Reproduce the records below exactly, leaving out any pictures.

### RECORDS PROVIDED

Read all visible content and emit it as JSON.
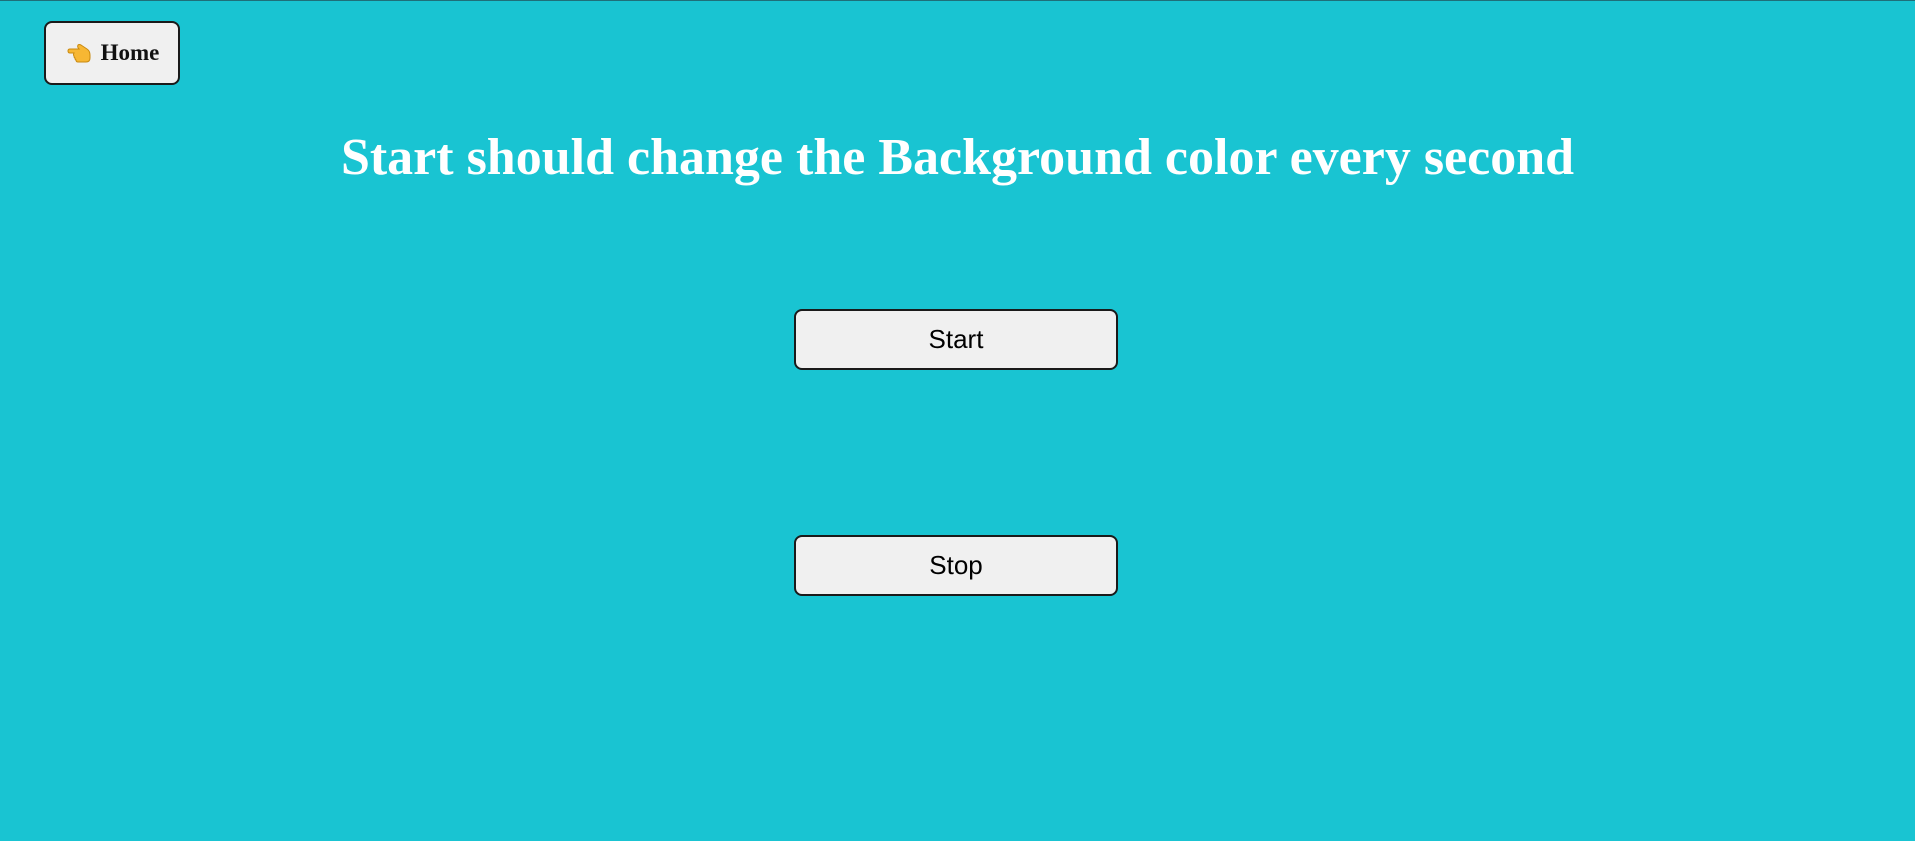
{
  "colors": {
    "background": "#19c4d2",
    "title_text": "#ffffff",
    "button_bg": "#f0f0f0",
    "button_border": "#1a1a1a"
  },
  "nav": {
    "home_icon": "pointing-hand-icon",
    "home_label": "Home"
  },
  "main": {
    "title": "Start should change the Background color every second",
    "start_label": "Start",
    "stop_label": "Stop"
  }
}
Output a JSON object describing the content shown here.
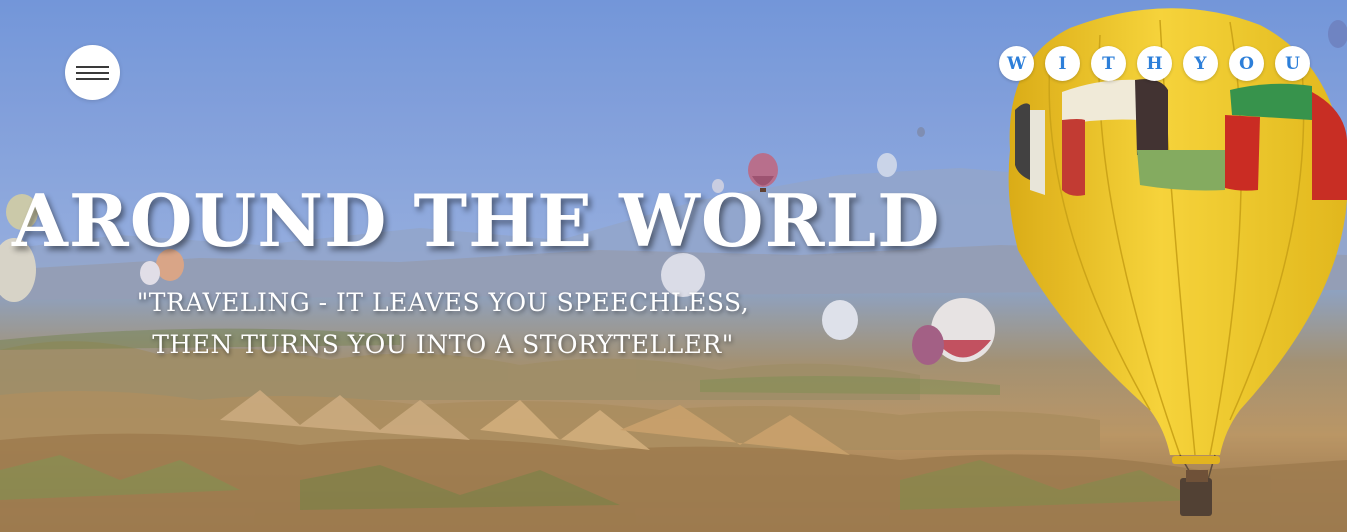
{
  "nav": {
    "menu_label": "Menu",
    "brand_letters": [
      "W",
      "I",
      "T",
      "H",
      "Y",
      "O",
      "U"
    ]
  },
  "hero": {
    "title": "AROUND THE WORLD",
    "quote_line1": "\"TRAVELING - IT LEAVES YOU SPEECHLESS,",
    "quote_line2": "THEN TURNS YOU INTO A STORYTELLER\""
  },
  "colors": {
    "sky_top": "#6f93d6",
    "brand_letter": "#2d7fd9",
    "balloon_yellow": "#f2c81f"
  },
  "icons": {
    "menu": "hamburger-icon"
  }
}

######

IN RESPONSE
Read all visible content and emit it as JSON.
{
  "colors": {
    "background": "#19c4d2",
    "title_text": "#ffffff",
    "button_bg": "#f0f0f0",
    "button_border": "#1a1a1a"
  },
  "nav": {
    "home_icon": "pointing-hand-icon",
    "home_label": "Home"
  },
  "main": {
    "title": "Start should change the Background color every second",
    "start_label": "Start",
    "stop_label": "Stop"
  }
}
Output a JSON object describing the content shown here.
{
  "nav": {
    "menu_label": "Menu",
    "brand_letters": [
      "W",
      "I",
      "T",
      "H",
      "Y",
      "O",
      "U"
    ]
  },
  "hero": {
    "title": "AROUND THE WORLD",
    "quote_line1": "\"TRAVELING - IT LEAVES YOU SPEECHLESS,",
    "quote_line2": "THEN TURNS YOU INTO A STORYTELLER\""
  },
  "colors": {
    "sky_top": "#6f93d6",
    "brand_letter": "#2d7fd9",
    "balloon_yellow": "#f2c81f"
  },
  "icons": {
    "menu": "hamburger-icon"
  }
}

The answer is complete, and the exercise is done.